Records from a data collection

# # # # # # #

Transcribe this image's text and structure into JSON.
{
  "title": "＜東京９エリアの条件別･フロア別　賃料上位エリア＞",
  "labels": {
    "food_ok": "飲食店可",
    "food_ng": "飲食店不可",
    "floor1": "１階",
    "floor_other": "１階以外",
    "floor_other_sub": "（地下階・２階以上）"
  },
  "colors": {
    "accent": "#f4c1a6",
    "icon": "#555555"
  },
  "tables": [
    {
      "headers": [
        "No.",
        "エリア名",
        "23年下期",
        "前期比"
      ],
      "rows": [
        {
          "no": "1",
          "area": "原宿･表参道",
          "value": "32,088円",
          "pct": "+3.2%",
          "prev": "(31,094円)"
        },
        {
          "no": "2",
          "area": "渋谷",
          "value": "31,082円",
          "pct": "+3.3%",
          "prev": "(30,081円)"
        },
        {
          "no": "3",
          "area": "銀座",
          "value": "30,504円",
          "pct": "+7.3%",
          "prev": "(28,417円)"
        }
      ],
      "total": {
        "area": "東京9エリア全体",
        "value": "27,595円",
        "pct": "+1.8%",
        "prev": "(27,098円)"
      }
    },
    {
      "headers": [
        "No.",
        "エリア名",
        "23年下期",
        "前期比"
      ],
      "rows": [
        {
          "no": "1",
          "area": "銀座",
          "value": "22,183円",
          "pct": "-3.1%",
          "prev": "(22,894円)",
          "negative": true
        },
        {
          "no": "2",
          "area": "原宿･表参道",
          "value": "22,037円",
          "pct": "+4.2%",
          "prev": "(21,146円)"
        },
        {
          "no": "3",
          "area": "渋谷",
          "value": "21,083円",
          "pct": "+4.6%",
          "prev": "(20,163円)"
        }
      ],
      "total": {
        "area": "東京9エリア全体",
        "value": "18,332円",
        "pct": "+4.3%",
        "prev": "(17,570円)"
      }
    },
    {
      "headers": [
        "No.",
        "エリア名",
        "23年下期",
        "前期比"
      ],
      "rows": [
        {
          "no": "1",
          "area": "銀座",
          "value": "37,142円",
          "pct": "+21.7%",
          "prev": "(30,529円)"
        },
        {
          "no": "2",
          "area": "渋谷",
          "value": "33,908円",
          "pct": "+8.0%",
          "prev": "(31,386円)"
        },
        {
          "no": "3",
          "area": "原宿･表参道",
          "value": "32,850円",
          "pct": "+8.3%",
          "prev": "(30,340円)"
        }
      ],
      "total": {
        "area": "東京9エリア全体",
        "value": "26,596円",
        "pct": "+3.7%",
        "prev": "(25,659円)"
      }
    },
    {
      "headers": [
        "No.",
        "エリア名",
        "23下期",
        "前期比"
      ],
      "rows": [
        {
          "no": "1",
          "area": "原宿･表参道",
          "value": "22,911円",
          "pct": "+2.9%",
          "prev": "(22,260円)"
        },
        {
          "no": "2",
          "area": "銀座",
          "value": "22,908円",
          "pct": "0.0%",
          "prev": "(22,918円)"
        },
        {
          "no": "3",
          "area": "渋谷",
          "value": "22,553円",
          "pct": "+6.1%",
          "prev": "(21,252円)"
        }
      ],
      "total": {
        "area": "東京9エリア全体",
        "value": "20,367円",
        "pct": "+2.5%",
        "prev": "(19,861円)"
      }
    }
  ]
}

# # # # # # #

## Work required
The listing above must be transcribed exactly, line by line.

## Response to the exercise
Transcribe this image's text and structure into JSON.
{
  "title": "＜東京９エリアの条件別･フロア別　賃料上位エリア＞",
  "labels": {
    "food_ok": "飲食店可",
    "food_ng": "飲食店不可",
    "floor1": "１階",
    "floor_other": "１階以外",
    "floor_other_sub": "（地下階・２階以上）"
  },
  "colors": {
    "accent": "#f4c1a6",
    "icon": "#555555"
  },
  "tables": [
    {
      "headers": [
        "No.",
        "エリア名",
        "23年下期",
        "前期比"
      ],
      "rows": [
        {
          "no": "1",
          "area": "原宿･表参道",
          "value": "32,088円",
          "pct": "+3.2%",
          "prev": "(31,094円)"
        },
        {
          "no": "2",
          "area": "渋谷",
          "value": "31,082円",
          "pct": "+3.3%",
          "prev": "(30,081円)"
        },
        {
          "no": "3",
          "area": "銀座",
          "value": "30,504円",
          "pct": "+7.3%",
          "prev": "(28,417円)"
        }
      ],
      "total": {
        "area": "東京9エリア全体",
        "value": "27,595円",
        "pct": "+1.8%",
        "prev": "(27,098円)"
      }
    },
    {
      "headers": [
        "No.",
        "エリア名",
        "23年下期",
        "前期比"
      ],
      "rows": [
        {
          "no": "1",
          "area": "銀座",
          "value": "22,183円",
          "pct": "-3.1%",
          "prev": "(22,894円)",
          "negative": true
        },
        {
          "no": "2",
          "area": "原宿･表参道",
          "value": "22,037円",
          "pct": "+4.2%",
          "prev": "(21,146円)"
        },
        {
          "no": "3",
          "area": "渋谷",
          "value": "21,083円",
          "pct": "+4.6%",
          "prev": "(20,163円)"
        }
      ],
      "total": {
        "area": "東京9エリア全体",
        "value": "18,332円",
        "pct": "+4.3%",
        "prev": "(17,570円)"
      }
    },
    {
      "headers": [
        "No.",
        "エリア名",
        "23年下期",
        "前期比"
      ],
      "rows": [
        {
          "no": "1",
          "area": "銀座",
          "value": "37,142円",
          "pct": "+21.7%",
          "prev": "(30,529円)"
        },
        {
          "no": "2",
          "area": "渋谷",
          "value": "33,908円",
          "pct": "+8.0%",
          "prev": "(31,386円)"
        },
        {
          "no": "3",
          "area": "原宿･表参道",
          "value": "32,850円",
          "pct": "+8.3%",
          "prev": "(30,340円)"
        }
      ],
      "total": {
        "area": "東京9エリア全体",
        "value": "26,596円",
        "pct": "+3.7%",
        "prev": "(25,659円)"
      }
    },
    {
      "headers": [
        "No.",
        "エリア名",
        "23下期",
        "前期比"
      ],
      "rows": [
        {
          "no": "1",
          "area": "原宿･表参道",
          "value": "22,911円",
          "pct": "+2.9%",
          "prev": "(22,260円)"
        },
        {
          "no": "2",
          "area": "銀座",
          "value": "22,908円",
          "pct": "0.0%",
          "prev": "(22,918円)"
        },
        {
          "no": "3",
          "area": "渋谷",
          "value": "22,553円",
          "pct": "+6.1%",
          "prev": "(21,252円)"
        }
      ],
      "total": {
        "area": "東京9エリア全体",
        "value": "20,367円",
        "pct": "+2.5%",
        "prev": "(19,861円)"
      }
    }
  ]
}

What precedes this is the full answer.